─── TEXT FOR ANALYSIS ───

[Studies on the appropriate administration of cisplatin based on pharmacokinetics and toxicity].

Ninety-six patients with non-small cell lung cancer were treated with cisplatin (80-150 mg/m2). The pharmacokinetics of cisplatin were studied in 27 of these patients. Cisplatin was administered intravenously for 30-120 min. Plasma concentrations of total platinum and ultrafilterable (non-protein-bound) platinum were monitored by flameless atomic absorption spectrophotometry. Maximum total platinum levels in plasma were attained at the end of infusion, and thereafter decayed in a biphasic fashion, with an initial phase half-life (t1/2 alpha) of 10.2 to 14.6 min and a secondary phase half-life (t1/2 beta) of 41.7 to 81.3 h. The half-life was prolonged as the dosage was increased. Non-protein-bound platinum was rapidly cleared to below the measurable level within 4 hours at 80 mg/m2 and 120 mg/m2 of cisplatin, but declined in a biphasic manner, with t1/2 alpha of 31.2 min and t1/2 beta of 20.1 h at 150 mg/m2 of cisplatin. Toxicities were increased according to dosage, and decreased with a 50 mg/m2 X 3 days regime. Nephrotoxicity and ototoxicity were the dose-limiting factors in the single-dose escalation scheme used. In conclusion, the optimal dosage of cisplatin appeared to be 120 mg/m2 considering its toxicity.

─── GIVEN DATA ───

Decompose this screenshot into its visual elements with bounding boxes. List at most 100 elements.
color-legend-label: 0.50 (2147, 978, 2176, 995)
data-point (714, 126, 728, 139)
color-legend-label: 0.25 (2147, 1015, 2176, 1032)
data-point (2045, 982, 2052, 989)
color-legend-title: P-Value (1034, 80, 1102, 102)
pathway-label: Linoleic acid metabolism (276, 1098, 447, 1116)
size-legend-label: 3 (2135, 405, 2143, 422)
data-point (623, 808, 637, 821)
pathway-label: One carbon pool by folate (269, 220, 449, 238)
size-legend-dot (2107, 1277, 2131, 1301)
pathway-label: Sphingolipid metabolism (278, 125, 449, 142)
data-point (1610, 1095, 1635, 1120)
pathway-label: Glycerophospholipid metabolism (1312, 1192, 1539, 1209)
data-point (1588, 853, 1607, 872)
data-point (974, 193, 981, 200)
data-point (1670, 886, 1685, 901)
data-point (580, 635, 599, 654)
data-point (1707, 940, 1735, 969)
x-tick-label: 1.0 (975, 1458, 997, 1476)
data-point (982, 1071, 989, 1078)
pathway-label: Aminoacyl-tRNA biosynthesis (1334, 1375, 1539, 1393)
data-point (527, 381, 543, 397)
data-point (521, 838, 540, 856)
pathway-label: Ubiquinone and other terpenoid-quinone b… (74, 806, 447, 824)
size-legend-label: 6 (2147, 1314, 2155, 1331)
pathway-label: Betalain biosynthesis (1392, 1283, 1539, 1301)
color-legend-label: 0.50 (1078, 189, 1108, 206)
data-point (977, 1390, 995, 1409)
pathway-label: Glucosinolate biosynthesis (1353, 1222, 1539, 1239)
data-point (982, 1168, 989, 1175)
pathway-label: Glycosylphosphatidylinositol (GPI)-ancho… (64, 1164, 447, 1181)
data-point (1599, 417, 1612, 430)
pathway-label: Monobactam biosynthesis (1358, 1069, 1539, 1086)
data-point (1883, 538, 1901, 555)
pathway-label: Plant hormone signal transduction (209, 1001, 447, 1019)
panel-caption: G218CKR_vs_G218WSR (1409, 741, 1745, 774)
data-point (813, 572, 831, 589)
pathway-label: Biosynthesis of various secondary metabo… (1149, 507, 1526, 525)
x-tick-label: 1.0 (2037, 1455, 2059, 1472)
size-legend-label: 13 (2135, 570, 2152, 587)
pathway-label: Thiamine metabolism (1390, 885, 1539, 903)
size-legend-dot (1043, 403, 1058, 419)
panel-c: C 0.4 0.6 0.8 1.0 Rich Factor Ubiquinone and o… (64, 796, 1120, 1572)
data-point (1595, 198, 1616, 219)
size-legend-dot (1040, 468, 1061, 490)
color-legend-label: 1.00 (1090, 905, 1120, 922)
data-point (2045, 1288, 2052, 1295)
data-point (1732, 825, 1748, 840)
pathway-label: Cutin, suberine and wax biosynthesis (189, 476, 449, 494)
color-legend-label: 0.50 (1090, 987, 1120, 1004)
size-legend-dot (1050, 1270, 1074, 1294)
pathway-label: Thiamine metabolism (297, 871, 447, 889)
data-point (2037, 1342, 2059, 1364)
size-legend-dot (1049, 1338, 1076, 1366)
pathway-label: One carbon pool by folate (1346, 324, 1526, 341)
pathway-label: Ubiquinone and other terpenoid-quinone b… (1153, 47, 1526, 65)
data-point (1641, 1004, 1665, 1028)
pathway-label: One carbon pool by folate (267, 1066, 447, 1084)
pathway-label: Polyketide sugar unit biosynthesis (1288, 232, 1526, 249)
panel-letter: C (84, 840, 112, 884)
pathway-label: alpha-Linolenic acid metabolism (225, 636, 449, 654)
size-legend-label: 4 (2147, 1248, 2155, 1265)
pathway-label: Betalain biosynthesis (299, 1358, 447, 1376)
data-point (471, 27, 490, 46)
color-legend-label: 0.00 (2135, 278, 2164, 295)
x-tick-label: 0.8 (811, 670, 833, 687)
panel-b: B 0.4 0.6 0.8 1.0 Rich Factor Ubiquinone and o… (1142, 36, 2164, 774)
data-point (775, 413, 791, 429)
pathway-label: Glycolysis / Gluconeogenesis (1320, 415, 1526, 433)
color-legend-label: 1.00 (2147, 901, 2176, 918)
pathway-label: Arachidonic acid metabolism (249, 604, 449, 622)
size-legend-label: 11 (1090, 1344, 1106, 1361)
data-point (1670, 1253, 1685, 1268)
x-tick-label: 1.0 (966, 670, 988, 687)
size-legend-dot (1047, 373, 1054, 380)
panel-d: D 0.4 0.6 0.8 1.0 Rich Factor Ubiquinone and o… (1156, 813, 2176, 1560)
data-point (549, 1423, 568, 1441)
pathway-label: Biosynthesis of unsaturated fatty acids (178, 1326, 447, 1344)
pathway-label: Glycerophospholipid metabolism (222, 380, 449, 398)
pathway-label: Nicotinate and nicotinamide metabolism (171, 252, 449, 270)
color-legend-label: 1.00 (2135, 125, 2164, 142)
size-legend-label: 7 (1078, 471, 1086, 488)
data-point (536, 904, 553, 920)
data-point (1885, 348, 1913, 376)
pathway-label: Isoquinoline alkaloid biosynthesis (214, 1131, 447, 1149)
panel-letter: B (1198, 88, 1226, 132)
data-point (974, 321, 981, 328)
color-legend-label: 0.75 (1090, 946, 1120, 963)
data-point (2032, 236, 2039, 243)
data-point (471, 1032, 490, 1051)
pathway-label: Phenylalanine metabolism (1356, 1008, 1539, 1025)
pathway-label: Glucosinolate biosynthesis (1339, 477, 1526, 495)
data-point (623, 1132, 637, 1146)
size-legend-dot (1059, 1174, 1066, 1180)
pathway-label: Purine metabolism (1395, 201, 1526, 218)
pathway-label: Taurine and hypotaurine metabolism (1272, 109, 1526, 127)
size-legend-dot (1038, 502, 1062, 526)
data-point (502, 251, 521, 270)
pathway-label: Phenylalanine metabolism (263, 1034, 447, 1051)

───

* _WHAT TO PRODUCE_:
Answer these questions from the cisplatin text:
1. In how many patients was the pharmacokinetics of cisplatin studied?
2. What were the dose-limiting factors in the single-dose escalation scheme?
3. What dosage appeared optimal when toxicity was considered?
These entries are separate material, unrelated to the cisplatin text.

* _ANSWER TO THIS EXERCISE_:
1. 27 patients.
2. Nephrotoxicity and ototoxicity.
3. 120 mg/m2.